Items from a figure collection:
·····

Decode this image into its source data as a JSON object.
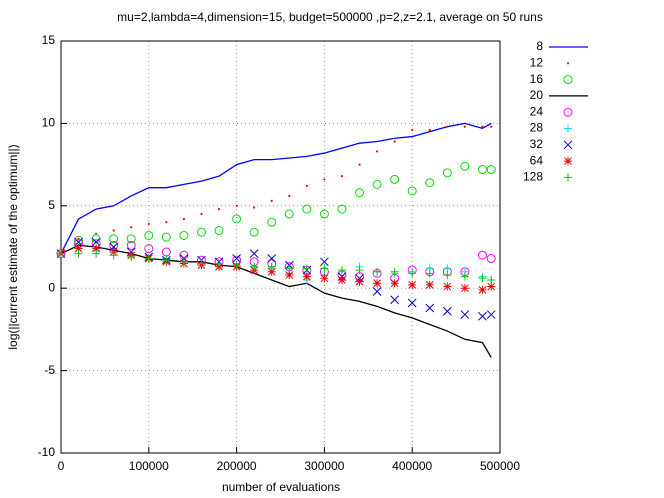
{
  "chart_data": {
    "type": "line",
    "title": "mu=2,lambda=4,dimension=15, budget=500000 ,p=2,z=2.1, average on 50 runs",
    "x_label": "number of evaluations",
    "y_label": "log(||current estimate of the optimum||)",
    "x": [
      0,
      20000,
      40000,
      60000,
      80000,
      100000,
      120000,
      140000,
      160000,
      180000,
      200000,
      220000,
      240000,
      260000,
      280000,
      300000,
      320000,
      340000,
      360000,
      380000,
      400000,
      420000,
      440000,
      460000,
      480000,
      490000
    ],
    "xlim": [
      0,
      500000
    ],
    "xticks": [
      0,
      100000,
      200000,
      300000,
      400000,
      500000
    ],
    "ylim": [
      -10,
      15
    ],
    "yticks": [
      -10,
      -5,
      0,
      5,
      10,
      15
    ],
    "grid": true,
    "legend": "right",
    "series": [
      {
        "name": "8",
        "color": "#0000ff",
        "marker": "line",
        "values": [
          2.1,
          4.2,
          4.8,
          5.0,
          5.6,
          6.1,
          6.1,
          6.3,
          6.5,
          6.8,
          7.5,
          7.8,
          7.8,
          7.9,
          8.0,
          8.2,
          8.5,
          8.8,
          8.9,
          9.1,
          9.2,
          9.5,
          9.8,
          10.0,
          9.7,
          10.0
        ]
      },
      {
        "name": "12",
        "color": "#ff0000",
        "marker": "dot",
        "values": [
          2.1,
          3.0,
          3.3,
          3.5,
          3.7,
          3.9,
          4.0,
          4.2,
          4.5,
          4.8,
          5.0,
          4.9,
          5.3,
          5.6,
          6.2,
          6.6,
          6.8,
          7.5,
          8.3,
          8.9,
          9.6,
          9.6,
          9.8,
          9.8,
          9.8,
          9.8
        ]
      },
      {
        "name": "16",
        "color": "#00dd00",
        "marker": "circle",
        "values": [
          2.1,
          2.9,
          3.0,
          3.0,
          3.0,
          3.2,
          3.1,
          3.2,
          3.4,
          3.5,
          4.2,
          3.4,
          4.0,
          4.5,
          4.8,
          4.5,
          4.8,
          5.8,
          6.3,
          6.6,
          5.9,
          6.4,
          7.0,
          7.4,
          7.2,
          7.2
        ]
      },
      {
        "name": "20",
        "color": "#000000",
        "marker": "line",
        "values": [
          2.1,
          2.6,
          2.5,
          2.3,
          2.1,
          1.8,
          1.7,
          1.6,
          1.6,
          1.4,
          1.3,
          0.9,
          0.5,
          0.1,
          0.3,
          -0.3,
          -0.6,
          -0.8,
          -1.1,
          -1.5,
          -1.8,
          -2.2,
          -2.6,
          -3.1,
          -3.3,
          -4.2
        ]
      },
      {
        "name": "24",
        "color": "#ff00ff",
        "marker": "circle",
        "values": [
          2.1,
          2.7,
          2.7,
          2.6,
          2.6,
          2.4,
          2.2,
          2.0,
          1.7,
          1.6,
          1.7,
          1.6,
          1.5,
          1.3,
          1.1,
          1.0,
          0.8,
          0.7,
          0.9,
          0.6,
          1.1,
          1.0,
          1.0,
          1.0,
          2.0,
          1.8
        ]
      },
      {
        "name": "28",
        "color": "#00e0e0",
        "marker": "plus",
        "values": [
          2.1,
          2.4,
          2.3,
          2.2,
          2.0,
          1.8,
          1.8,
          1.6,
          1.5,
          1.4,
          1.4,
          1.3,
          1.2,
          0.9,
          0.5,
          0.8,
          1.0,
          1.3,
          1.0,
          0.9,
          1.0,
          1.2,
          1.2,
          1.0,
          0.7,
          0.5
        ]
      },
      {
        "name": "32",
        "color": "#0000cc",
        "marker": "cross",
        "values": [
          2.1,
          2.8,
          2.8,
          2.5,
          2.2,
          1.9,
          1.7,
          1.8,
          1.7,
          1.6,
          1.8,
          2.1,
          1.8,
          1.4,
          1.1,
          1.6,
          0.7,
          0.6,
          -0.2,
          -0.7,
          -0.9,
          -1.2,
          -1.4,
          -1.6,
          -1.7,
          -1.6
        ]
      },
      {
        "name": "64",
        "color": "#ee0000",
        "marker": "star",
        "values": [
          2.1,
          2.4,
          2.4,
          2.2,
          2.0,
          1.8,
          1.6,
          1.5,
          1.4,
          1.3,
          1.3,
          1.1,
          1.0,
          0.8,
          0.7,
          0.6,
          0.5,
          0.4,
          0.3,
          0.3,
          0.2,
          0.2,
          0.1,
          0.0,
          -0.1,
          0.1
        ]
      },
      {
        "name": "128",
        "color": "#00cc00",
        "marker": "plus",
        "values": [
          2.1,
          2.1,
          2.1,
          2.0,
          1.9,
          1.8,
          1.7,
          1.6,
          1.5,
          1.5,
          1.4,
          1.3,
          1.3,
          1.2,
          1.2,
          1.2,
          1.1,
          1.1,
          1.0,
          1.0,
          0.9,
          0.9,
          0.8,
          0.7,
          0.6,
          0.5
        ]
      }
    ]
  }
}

·····

• _What is expected_
Output the records above exactly; leave out the pictures.

• _Task solution_
Decode this image into its source data as a JSON object.
{
  "chart_data": {
    "type": "line",
    "title": "mu=2,lambda=4,dimension=15, budget=500000 ,p=2,z=2.1, average on 50 runs",
    "x_label": "number of evaluations",
    "y_label": "log(||current estimate of the optimum||)",
    "x": [
      0,
      20000,
      40000,
      60000,
      80000,
      100000,
      120000,
      140000,
      160000,
      180000,
      200000,
      220000,
      240000,
      260000,
      280000,
      300000,
      320000,
      340000,
      360000,
      380000,
      400000,
      420000,
      440000,
      460000,
      480000,
      490000
    ],
    "xlim": [
      0,
      500000
    ],
    "xticks": [
      0,
      100000,
      200000,
      300000,
      400000,
      500000
    ],
    "ylim": [
      -10,
      15
    ],
    "yticks": [
      -10,
      -5,
      0,
      5,
      10,
      15
    ],
    "grid": true,
    "legend": "right",
    "series": [
      {
        "name": "8",
        "color": "#0000ff",
        "marker": "line",
        "values": [
          2.1,
          4.2,
          4.8,
          5.0,
          5.6,
          6.1,
          6.1,
          6.3,
          6.5,
          6.8,
          7.5,
          7.8,
          7.8,
          7.9,
          8.0,
          8.2,
          8.5,
          8.8,
          8.9,
          9.1,
          9.2,
          9.5,
          9.8,
          10.0,
          9.7,
          10.0
        ]
      },
      {
        "name": "12",
        "color": "#ff0000",
        "marker": "dot",
        "values": [
          2.1,
          3.0,
          3.3,
          3.5,
          3.7,
          3.9,
          4.0,
          4.2,
          4.5,
          4.8,
          5.0,
          4.9,
          5.3,
          5.6,
          6.2,
          6.6,
          6.8,
          7.5,
          8.3,
          8.9,
          9.6,
          9.6,
          9.8,
          9.8,
          9.8,
          9.8
        ]
      },
      {
        "name": "16",
        "color": "#00dd00",
        "marker": "circle",
        "values": [
          2.1,
          2.9,
          3.0,
          3.0,
          3.0,
          3.2,
          3.1,
          3.2,
          3.4,
          3.5,
          4.2,
          3.4,
          4.0,
          4.5,
          4.8,
          4.5,
          4.8,
          5.8,
          6.3,
          6.6,
          5.9,
          6.4,
          7.0,
          7.4,
          7.2,
          7.2
        ]
      },
      {
        "name": "20",
        "color": "#000000",
        "marker": "line",
        "values": [
          2.1,
          2.6,
          2.5,
          2.3,
          2.1,
          1.8,
          1.7,
          1.6,
          1.6,
          1.4,
          1.3,
          0.9,
          0.5,
          0.1,
          0.3,
          -0.3,
          -0.6,
          -0.8,
          -1.1,
          -1.5,
          -1.8,
          -2.2,
          -2.6,
          -3.1,
          -3.3,
          -4.2
        ]
      },
      {
        "name": "24",
        "color": "#ff00ff",
        "marker": "circle",
        "values": [
          2.1,
          2.7,
          2.7,
          2.6,
          2.6,
          2.4,
          2.2,
          2.0,
          1.7,
          1.6,
          1.7,
          1.6,
          1.5,
          1.3,
          1.1,
          1.0,
          0.8,
          0.7,
          0.9,
          0.6,
          1.1,
          1.0,
          1.0,
          1.0,
          2.0,
          1.8
        ]
      },
      {
        "name": "28",
        "color": "#00e0e0",
        "marker": "plus",
        "values": [
          2.1,
          2.4,
          2.3,
          2.2,
          2.0,
          1.8,
          1.8,
          1.6,
          1.5,
          1.4,
          1.4,
          1.3,
          1.2,
          0.9,
          0.5,
          0.8,
          1.0,
          1.3,
          1.0,
          0.9,
          1.0,
          1.2,
          1.2,
          1.0,
          0.7,
          0.5
        ]
      },
      {
        "name": "32",
        "color": "#0000cc",
        "marker": "cross",
        "values": [
          2.1,
          2.8,
          2.8,
          2.5,
          2.2,
          1.9,
          1.7,
          1.8,
          1.7,
          1.6,
          1.8,
          2.1,
          1.8,
          1.4,
          1.1,
          1.6,
          0.7,
          0.6,
          -0.2,
          -0.7,
          -0.9,
          -1.2,
          -1.4,
          -1.6,
          -1.7,
          -1.6
        ]
      },
      {
        "name": "64",
        "color": "#ee0000",
        "marker": "star",
        "values": [
          2.1,
          2.4,
          2.4,
          2.2,
          2.0,
          1.8,
          1.6,
          1.5,
          1.4,
          1.3,
          1.3,
          1.1,
          1.0,
          0.8,
          0.7,
          0.6,
          0.5,
          0.4,
          0.3,
          0.3,
          0.2,
          0.2,
          0.1,
          0.0,
          -0.1,
          0.1
        ]
      },
      {
        "name": "128",
        "color": "#00cc00",
        "marker": "plus",
        "values": [
          2.1,
          2.1,
          2.1,
          2.0,
          1.9,
          1.8,
          1.7,
          1.6,
          1.5,
          1.5,
          1.4,
          1.3,
          1.3,
          1.2,
          1.2,
          1.2,
          1.1,
          1.1,
          1.0,
          1.0,
          0.9,
          0.9,
          0.8,
          0.7,
          0.6,
          0.5
        ]
      }
    ]
  }
}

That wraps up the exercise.